» **RECORDS SHOWN**:
════════════════════
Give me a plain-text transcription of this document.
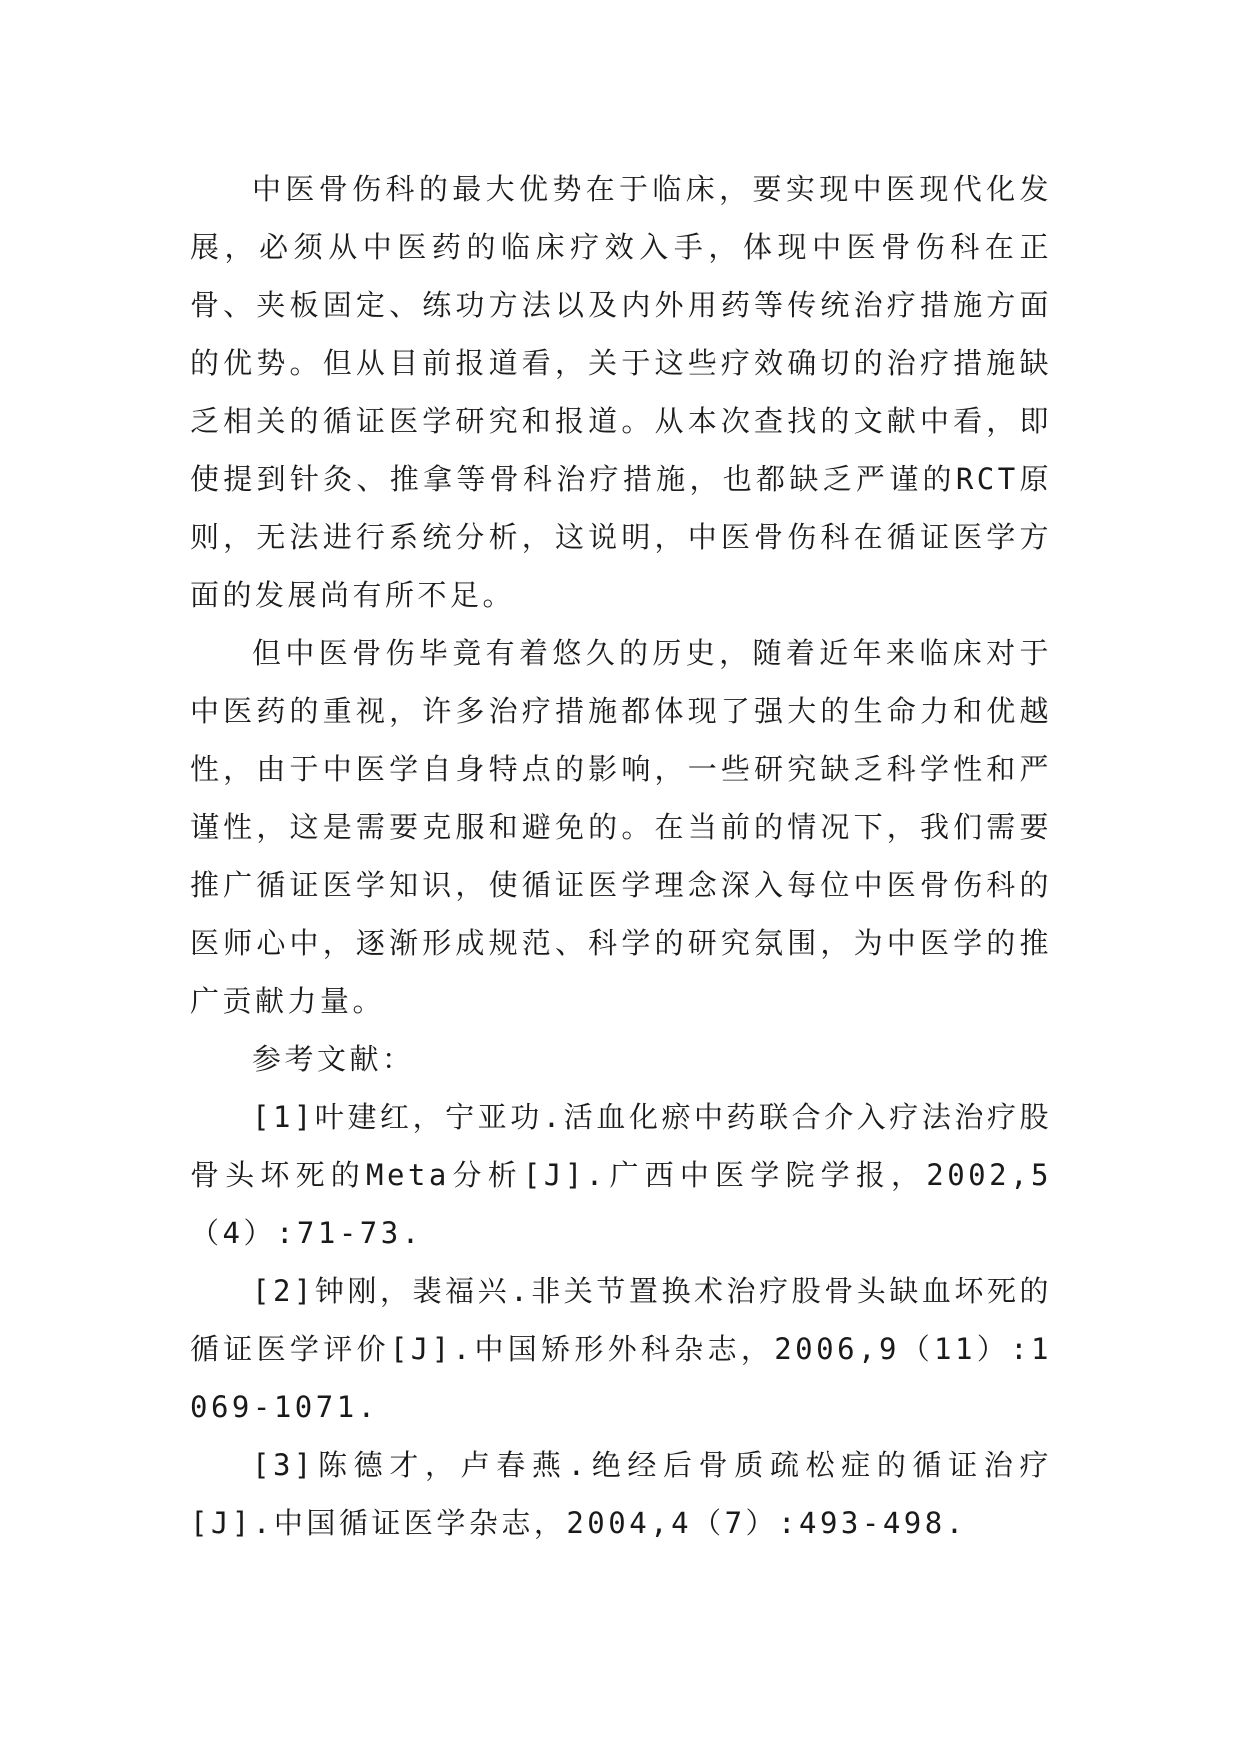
中医骨伤科的最大优势在于临床，要实现中医现代化发展，必须从中医药的临床疗效入手，体现中医骨伤科在正骨、夹板固定、练功方法以及内外用药等传统治疗措施方面的优势。但从目前报道看，关于这些疗效确切的治疗措施缺乏相关的循证医学研究和报道。从本次查找的文献中看，即使提到针灸、推拿等骨科治疗措施，也都缺乏严谨的RCT原则，无法进行系统分析，这说明，中医骨伤科在循证医学方面的发展尚有所不足。

但中医骨伤毕竟有着悠久的历史，随着近年来临床对于中医药的重视，许多治疗措施都体现了强大的生命力和优越性，由于中医学自身特点的影响，一些研究缺乏科学性和严谨性，这是需要克服和避免的。在当前的情况下，我们需要推广循证医学知识，使循证医学理念深入每位中医骨伤科的医师心中，逐渐形成规范、科学的研究氛围，为中医学的推广贡献力量。

参考文献：

[1]叶建红，宁亚功.活血化瘀中药联合介入疗法治疗股骨头坏死的Meta分析[J].广西中医学院学报，2002,5（4）:71-73.

[2]钟刚，裴福兴.非关节置换术治疗股骨头缺血坏死的循证医学评价[J].中国矫形外科杂志，2006,9（11）:1069-1071.

[3]陈德才，卢春燕.绝经后骨质疏松症的循证治疗[J].中国循证医学杂志，2004,4（7）:493-498.
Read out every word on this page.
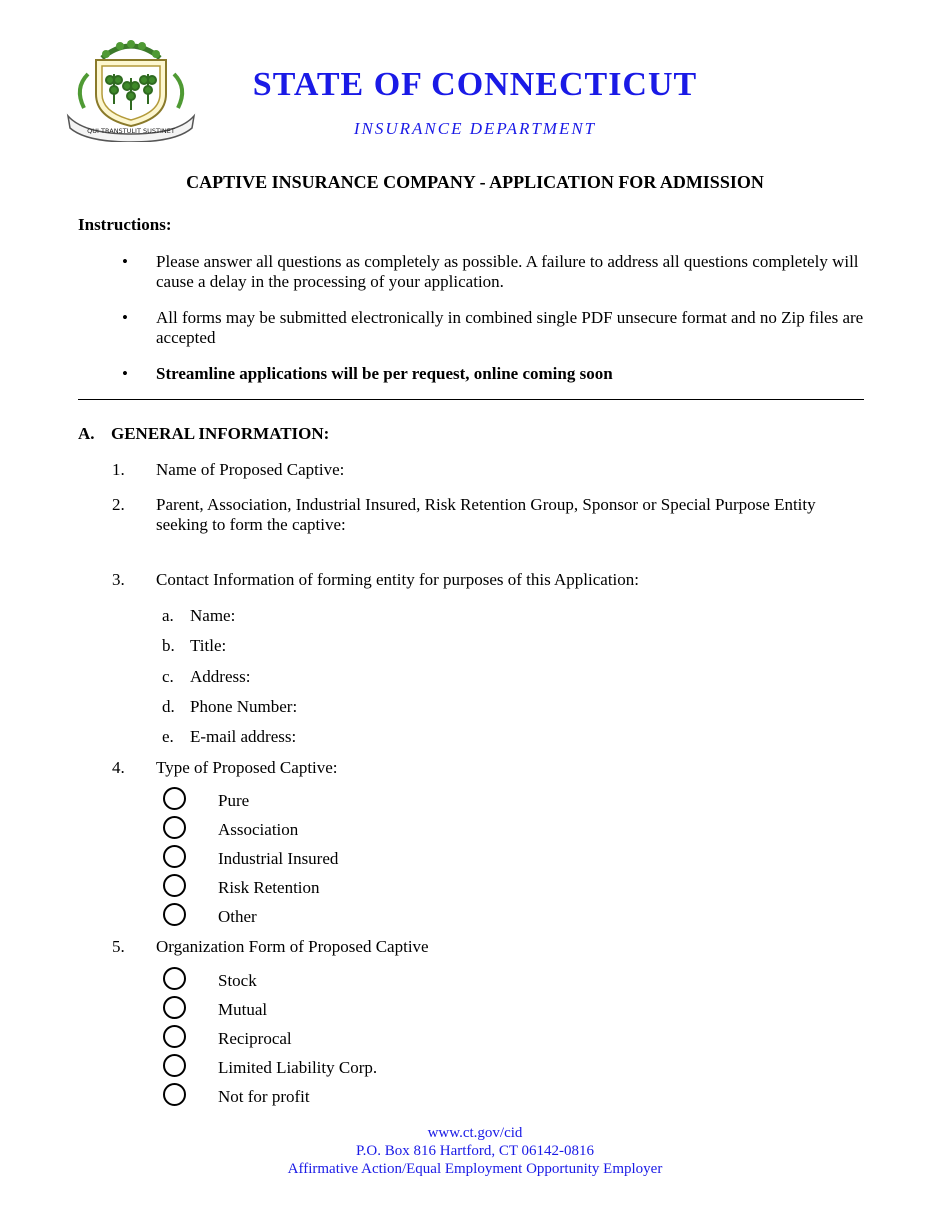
QUI TRANSTULIT SUSTINET
STATE OF CONNECTICUT
INSURANCE DEPARTMENT
CAPTIVE INSURANCE COMPANY - APPLICATION FOR ADMISSION
Instructions:
• Please answer all questions as completely as possible. A failure to address all questions completely will cause a delay in the processing of your application.
• All forms may be submitted electronically in combined single PDF unsecure format and no Zip files are accepted
• Streamline applications will be per request, online coming soon
A. GENERAL INFORMATION:
1. Name of Proposed Captive:
2. Parent, Association, Industrial Insured, Risk Retention Group, Sponsor or Special Purpose Entity seeking to form the captive:
3. Contact Information of forming entity for purposes of this Application:
a. Name:
b. Title:
c. Address:
d. Phone Number:
e. E-mail address:
4. Type of Proposed Captive:
Pure
Association
Industrial Insured
Risk Retention
Other
5. Organization Form of Proposed Captive
Stock
Mutual
Reciprocal
Limited Liability Corp.
Not for profit
www.ct.gov/cid
P.O. Box 816 Hartford, CT 06142-0816
Affirmative Action/Equal Employment Opportunity Employer
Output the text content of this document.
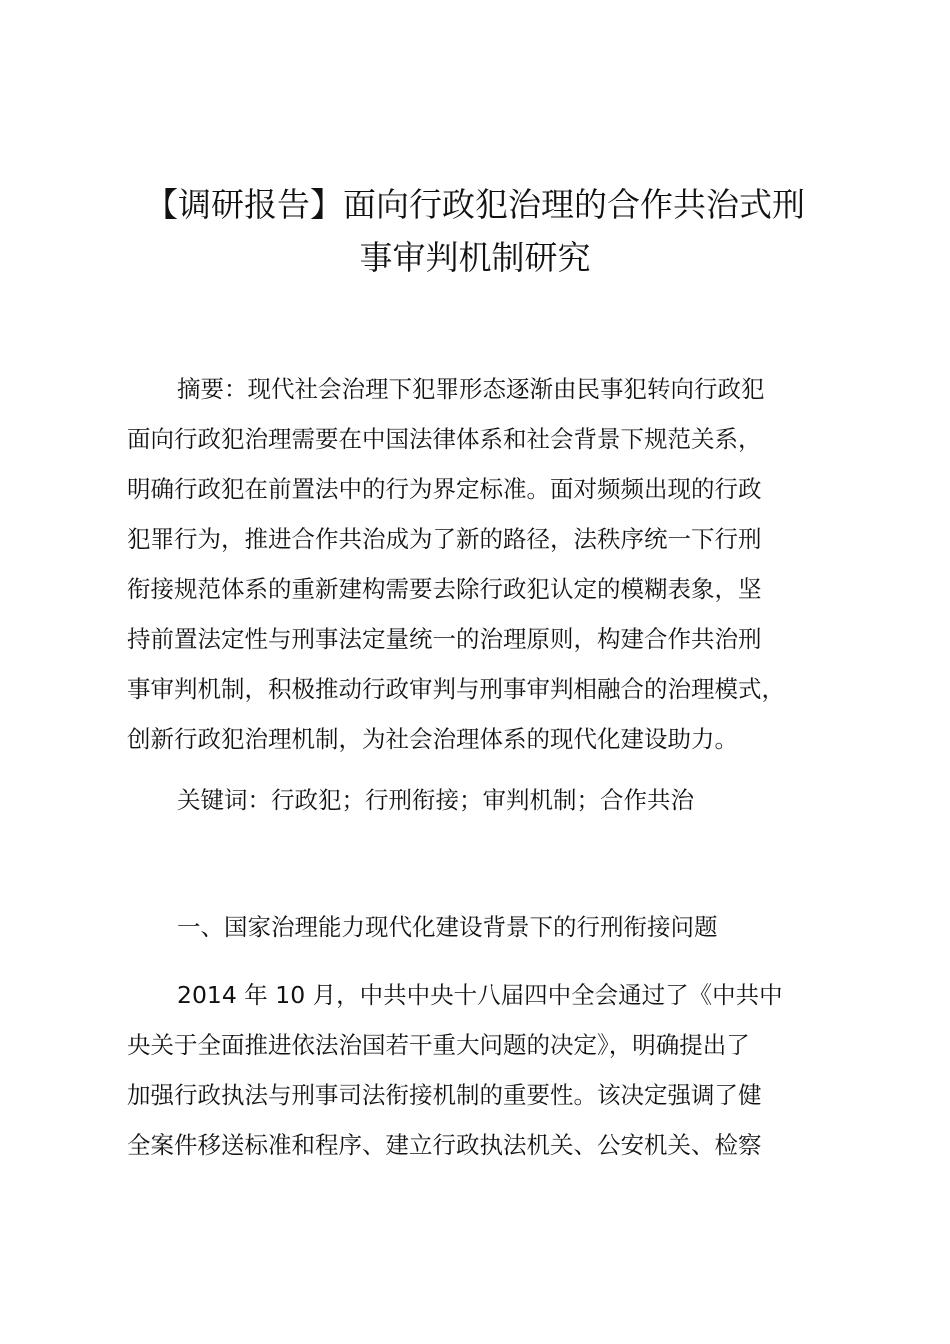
【调研报告】面向行政犯治理的合作共治式刑
事审判机制研究
摘要：现代社会治理下犯罪形态逐渐由民事犯转向行政犯
面向行政犯治理需要在中国法律体系和社会背景下规范关系，
明确行政犯在前置法中的行为界定标准。面对频频出现的行政
犯罪行为，推进合作共治成为了新的路径，法秩序统一下行刑
衔接规范体系的重新建构需要去除行政犯认定的模糊表象，坚
持前置法定性与刑事法定量统一的治理原则，构建合作共治刑
事审判机制，积极推动行政审判与刑事审判相融合的治理模式，
创新行政犯治理机制，为社会治理体系的现代化建设助力。
关键词：行政犯；行刑衔接；审判机制；合作共治
一、国家治理能力现代化建设背景下的行刑衔接问题
2014 年 10 月，中共中央十八届四中全会通过了《中共中
央关于全面推进依法治国若干重大问题的决定》，明确提出了
加强行政执法与刑事司法衔接机制的重要性。该决定强调了健
全案件移送标准和程序、建立行政执法机关、公安机关、检察
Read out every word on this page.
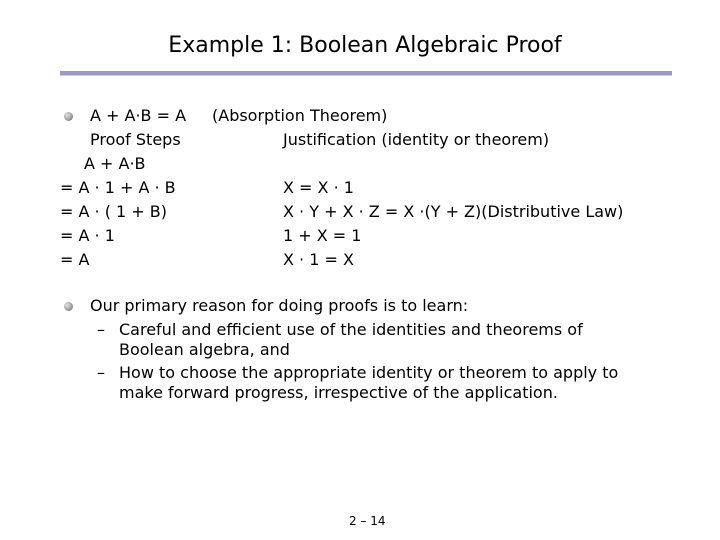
Example 1: Boolean Algebraic Proof
A + A·B = A (Absorption Theorem)
Proof Steps	Justification (identity or theorem)
A + A·B
= A · 1 + A · B
= A · ( 1 + B)
= A · 1
= A
X = X · 1
X · Y + X · Z = X ·(Y + Z)(Distributive Law)
1 + X = 1
X · 1 = X
Our primary reason for doing proofs is to learn:
– Careful and efficient use of the identities and theorems of
Boolean algebra, and
– How to choose the appropriate identity or theorem to apply to
make forward progress, irrespective of the application.
2 – 14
════════════════════
» **REQUIREMENT**:
Return all of the entries exactly as written, but drop any pictures they hold.

» **REPLY TO THE TASK**:
Give me a plain-text transcription of this document.
中医骨伤科的最大优势在于临床，要实现中医现代化发展，必须从中医药的临床疗效入手，体现中医骨伤科在正骨、夹板固定、练功方法以及内外用药等传统治疗措施方面的优势。但从目前报道看，关于这些疗效确切的治疗措施缺乏相关的循证医学研究和报道。从本次查找的文献中看，即使提到针灸、推拿等骨科治疗措施，也都缺乏严谨的RCT原则，无法进行系统分析，这说明，中医骨伤科在循证医学方面的发展尚有所不足。

但中医骨伤毕竟有着悠久的历史，随着近年来临床对于中医药的重视，许多治疗措施都体现了强大的生命力和优越性，由于中医学自身特点的影响，一些研究缺乏科学性和严谨性，这是需要克服和避免的。在当前的情况下，我们需要推广循证医学知识，使循证医学理念深入每位中医骨伤科的医师心中，逐渐形成规范、科学的研究氛围，为中医学的推广贡献力量。

参考文献：

[1]叶建红，宁亚功.活血化瘀中药联合介入疗法治疗股骨头坏死的Meta分析[J].广西中医学院学报，2002,5（4）:71-73.

[2]钟刚，裴福兴.非关节置换术治疗股骨头缺血坏死的循证医学评价[J].中国矫形外科杂志，2006,9（11）:1069-1071.

[3]陈德才，卢春燕.绝经后骨质疏松症的循证治疗[J].中国循证医学杂志，2004,4（7）:493-498.
Read out every word on this page.
QUI TRANSTULIT SUSTINET
STATE OF CONNECTICUT
INSURANCE DEPARTMENT
CAPTIVE INSURANCE COMPANY - APPLICATION FOR ADMISSION
Instructions:
• Please answer all questions as completely as possible. A failure to address all questions completely will cause a delay in the processing of your application.
• All forms may be submitted electronically in combined single PDF unsecure format and no Zip files are accepted
• Streamline applications will be per request, online coming soon
A. GENERAL INFORMATION:
1. Name of Proposed Captive:
2. Parent, Association, Industrial Insured, Risk Retention Group, Sponsor or Special Purpose Entity seeking to form the captive:
3. Contact Information of forming entity for purposes of this Application:
a. Name:
b. Title:
c. Address:
d. Phone Number:
e. E-mail address:
4. Type of Proposed Captive:
Pure
Association
Industrial Insured
Risk Retention
Other
5. Organization Form of Proposed Captive
Stock
Mutual
Reciprocal
Limited Liability Corp.
Not for profit
www.ct.gov/cid
P.O. Box 816 Hartford, CT 06142-0816
Affirmative Action/Equal Employment Opportunity Employer
Output the text content of this document.
【调研报告】面向行政犯治理的合作共治式刑
事审判机制研究
摘要：现代社会治理下犯罪形态逐渐由民事犯转向行政犯
面向行政犯治理需要在中国法律体系和社会背景下规范关系，
明确行政犯在前置法中的行为界定标准。面对频频出现的行政
犯罪行为，推进合作共治成为了新的路径，法秩序统一下行刑
衔接规范体系的重新建构需要去除行政犯认定的模糊表象，坚
持前置法定性与刑事法定量统一的治理原则，构建合作共治刑
事审判机制，积极推动行政审判与刑事审判相融合的治理模式，
创新行政犯治理机制，为社会治理体系的现代化建设助力。
关键词：行政犯；行刑衔接；审判机制；合作共治
一、国家治理能力现代化建设背景下的行刑衔接问题
2014 年 10 月，中共中央十八届四中全会通过了《中共中
央关于全面推进依法治国若干重大问题的决定》，明确提出了
加强行政执法与刑事司法衔接机制的重要性。该决定强调了健
全案件移送标准和程序、建立行政执法机关、公安机关、检察
Read out every word on this page.
Example 1: Boolean Algebraic Proof
A + A·B = A (Absorption Theorem)
Proof Steps	Justification (identity or theorem)
A + A·B
= A · 1 + A · B
= A · ( 1 + B)
= A · 1
= A
X = X · 1
X · Y + X · Z = X ·(Y + Z)(Distributive Law)
1 + X = 1
X · 1 = X
Our primary reason for doing proofs is to learn:
– Careful and efficient use of the identities and theorems of
Boolean algebra, and
– How to choose the appropriate identity or theorem to apply to
make forward progress, irrespective of the application.
2 – 14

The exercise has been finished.